[Structured figure records]

-----

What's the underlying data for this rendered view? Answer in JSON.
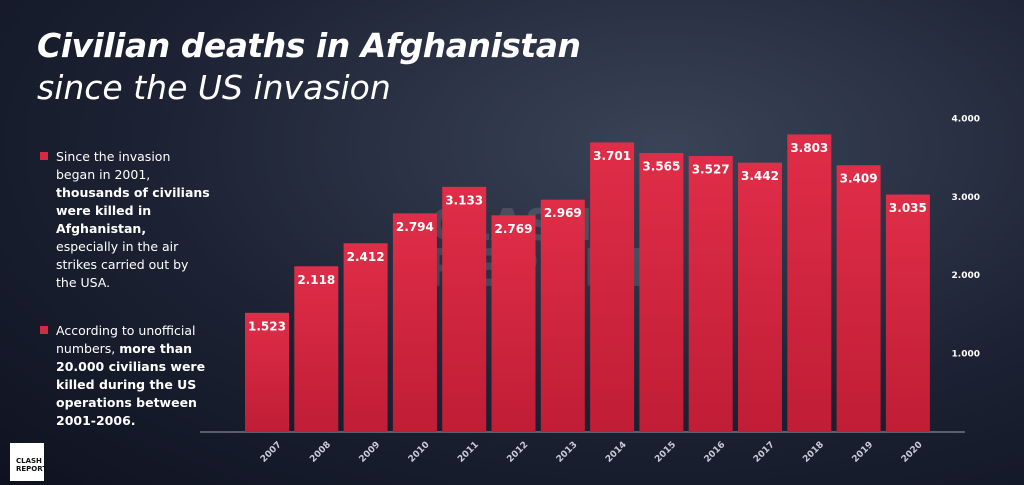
{
  "chart_data": {
    "type": "bar",
    "title": "Civilian deaths in Afghanistan",
    "subtitle": "since the US invasion",
    "categories": [
      "2007",
      "2008",
      "2009",
      "2010",
      "2011",
      "2012",
      "2013",
      "2014",
      "2015",
      "2016",
      "2017",
      "2018",
      "2019",
      "2020"
    ],
    "values": [
      1523,
      2118,
      2412,
      2794,
      3133,
      2769,
      2969,
      3701,
      3565,
      3527,
      3442,
      3803,
      3409,
      3035
    ],
    "value_labels": [
      "1.523",
      "2.118",
      "2.412",
      "2.794",
      "3.133",
      "2.769",
      "2.969",
      "3.701",
      "3.565",
      "3.527",
      "3.442",
      "3.803",
      "3.409",
      "3.035"
    ],
    "color": "#d42a44",
    "ylim": [
      0,
      4000
    ],
    "yticks": [
      {
        "value": 1000,
        "label": "1.000"
      },
      {
        "value": 2000,
        "label": "2.000"
      },
      {
        "value": 3000,
        "label": "3.000"
      },
      {
        "value": 4000,
        "label": "4.000"
      }
    ],
    "grid": false,
    "bullets": [
      [
        {
          "text": "Since the invasion began in 2001, ",
          "bold": false
        },
        {
          "text": "thousands of civilians were killed in Afghanistan,",
          "bold": true
        },
        {
          "text": " especially in the air strikes carried out by the USA.",
          "bold": false
        }
      ],
      [
        {
          "text": "According to unofficial numbers, ",
          "bold": false
        },
        {
          "text": "more than 20.000 civilians were killed during the US operations between 2001-2006.",
          "bold": true
        }
      ]
    ],
    "watermark": [
      "CLASH",
      "REPORT"
    ],
    "logo": [
      "CLASH",
      "REPORT"
    ]
  }
}
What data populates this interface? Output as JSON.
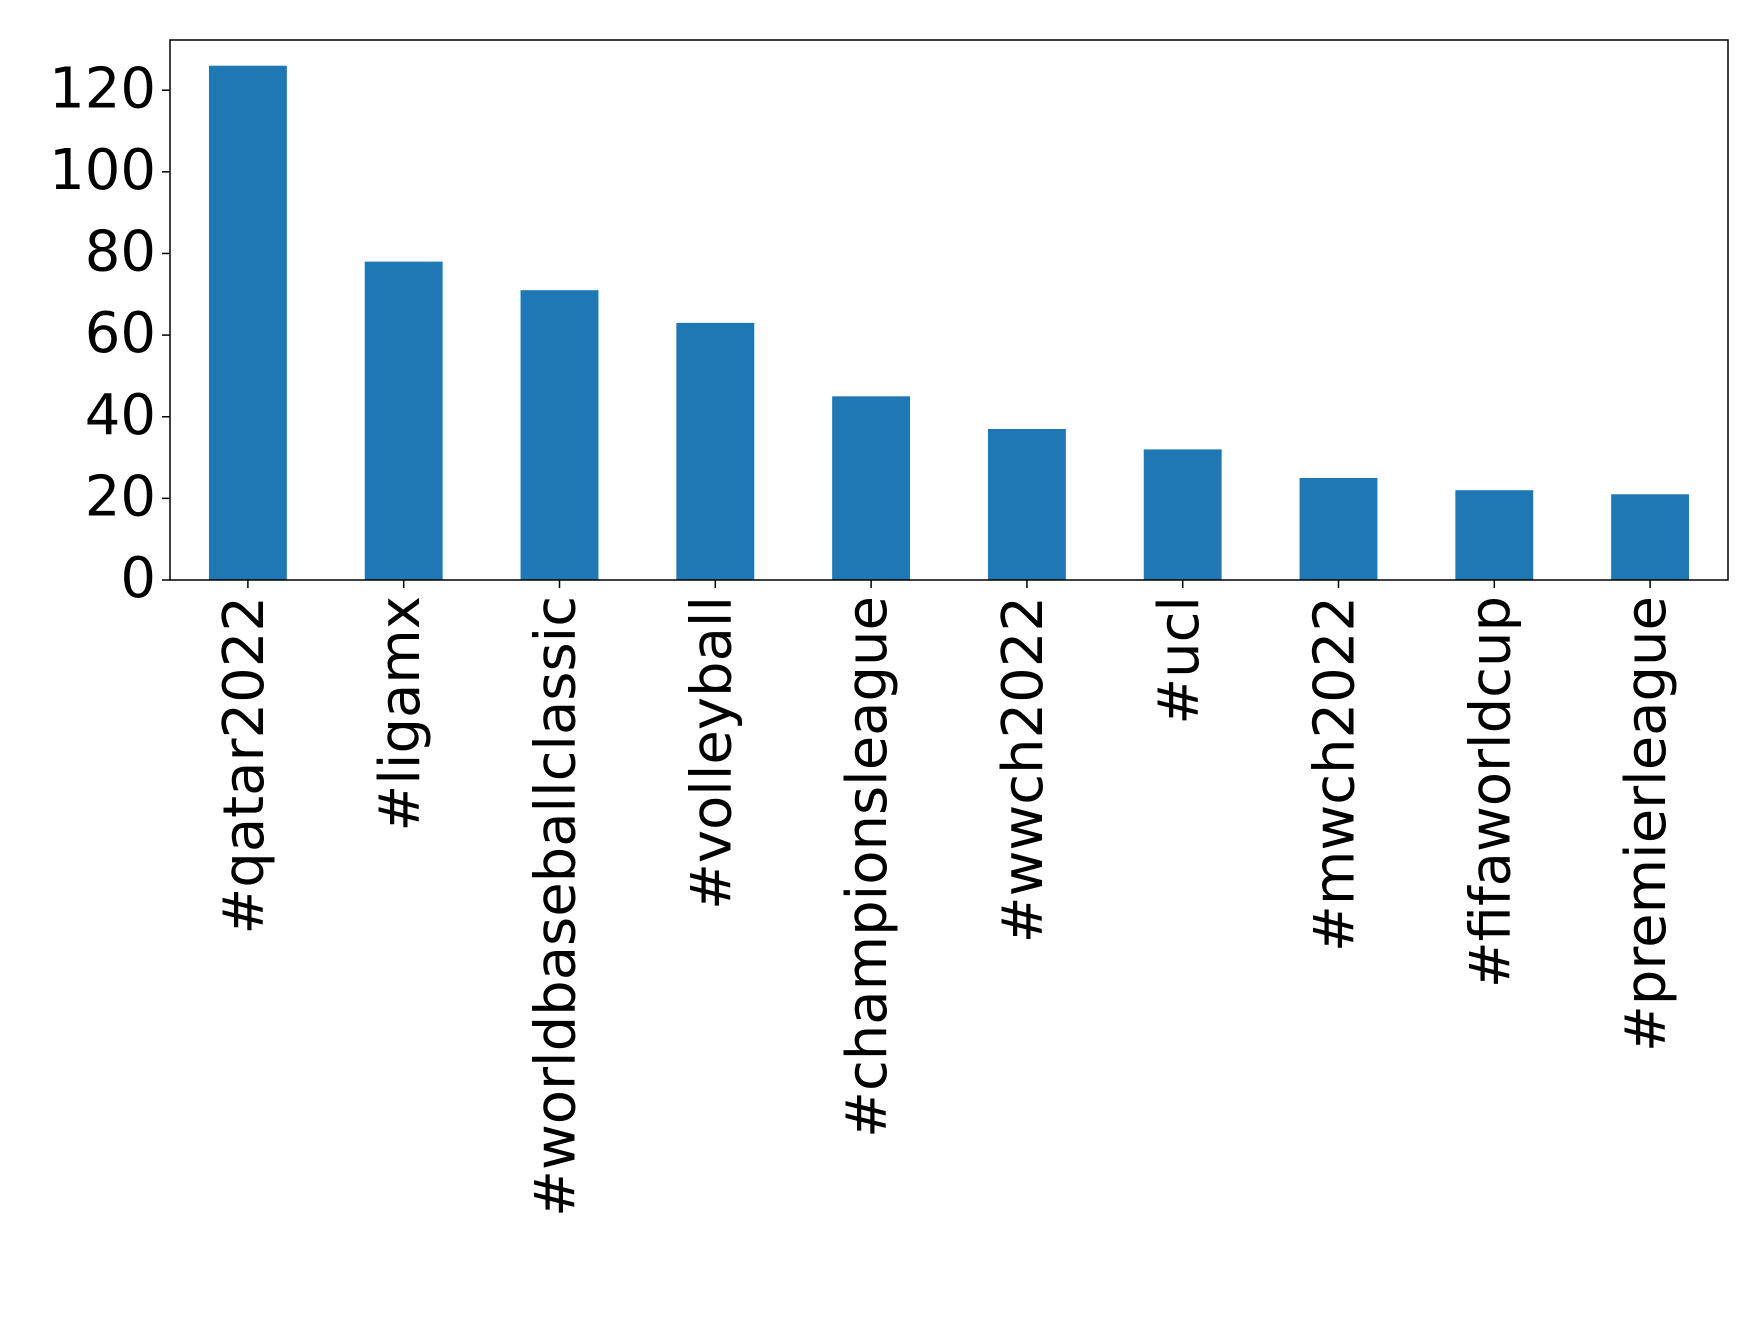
{
  "chart_data": {
    "type": "bar",
    "categories": [
      "#qatar2022",
      "#ligamx",
      "#worldbaseballclassic",
      "#volleyball",
      "#championsleague",
      "#wwch2022",
      "#ucl",
      "#mwch2022",
      "#fifaworldcup",
      "#premierleague"
    ],
    "values": [
      126,
      78,
      71,
      63,
      45,
      37,
      32,
      25,
      22,
      21
    ],
    "color": "#1f77b4",
    "ylim": [
      0,
      132.3
    ],
    "yticks": [
      0,
      20,
      40,
      60,
      80,
      100,
      120
    ],
    "grid": false
  }
}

-----

**OBJECTIVE:** The records above must be printed exactly; the pictures stay out.

**SOLUTION BELOW:**
What's the underlying data for this rendered view? Answer in JSON.
{
  "chart_data": {
    "type": "bar",
    "title": "Civilian deaths in Afghanistan",
    "subtitle": "since the US invasion",
    "categories": [
      "2007",
      "2008",
      "2009",
      "2010",
      "2011",
      "2012",
      "2013",
      "2014",
      "2015",
      "2016",
      "2017",
      "2018",
      "2019",
      "2020"
    ],
    "values": [
      1523,
      2118,
      2412,
      2794,
      3133,
      2769,
      2969,
      3701,
      3565,
      3527,
      3442,
      3803,
      3409,
      3035
    ],
    "value_labels": [
      "1.523",
      "2.118",
      "2.412",
      "2.794",
      "3.133",
      "2.769",
      "2.969",
      "3.701",
      "3.565",
      "3.527",
      "3.442",
      "3.803",
      "3.409",
      "3.035"
    ],
    "color": "#d42a44",
    "ylim": [
      0,
      4000
    ],
    "yticks": [
      {
        "value": 1000,
        "label": "1.000"
      },
      {
        "value": 2000,
        "label": "2.000"
      },
      {
        "value": 3000,
        "label": "3.000"
      },
      {
        "value": 4000,
        "label": "4.000"
      }
    ],
    "grid": false,
    "bullets": [
      [
        {
          "text": "Since the invasion began in 2001, ",
          "bold": false
        },
        {
          "text": "thousands of civilians were killed in Afghanistan,",
          "bold": true
        },
        {
          "text": " especially in the air strikes carried out by the USA.",
          "bold": false
        }
      ],
      [
        {
          "text": "According to unofficial numbers, ",
          "bold": false
        },
        {
          "text": "more than 20.000 civilians were killed during the US operations between 2001-2006.",
          "bold": true
        }
      ]
    ],
    "watermark": [
      "CLASH",
      "REPORT"
    ],
    "logo": [
      "CLASH",
      "REPORT"
    ]
  }
}
What data populates this interface? Output as JSON.
{
  "chart_data": {
    "type": "bar",
    "categories": [
      "#qatar2022",
      "#ligamx",
      "#worldbaseballclassic",
      "#volleyball",
      "#championsleague",
      "#wwch2022",
      "#ucl",
      "#mwch2022",
      "#fifaworldcup",
      "#premierleague"
    ],
    "values": [
      126,
      78,
      71,
      63,
      45,
      37,
      32,
      25,
      22,
      21
    ],
    "color": "#1f77b4",
    "ylim": [
      0,
      132.3
    ],
    "yticks": [
      0,
      20,
      40,
      60,
      80,
      100,
      120
    ],
    "grid": false
  }
}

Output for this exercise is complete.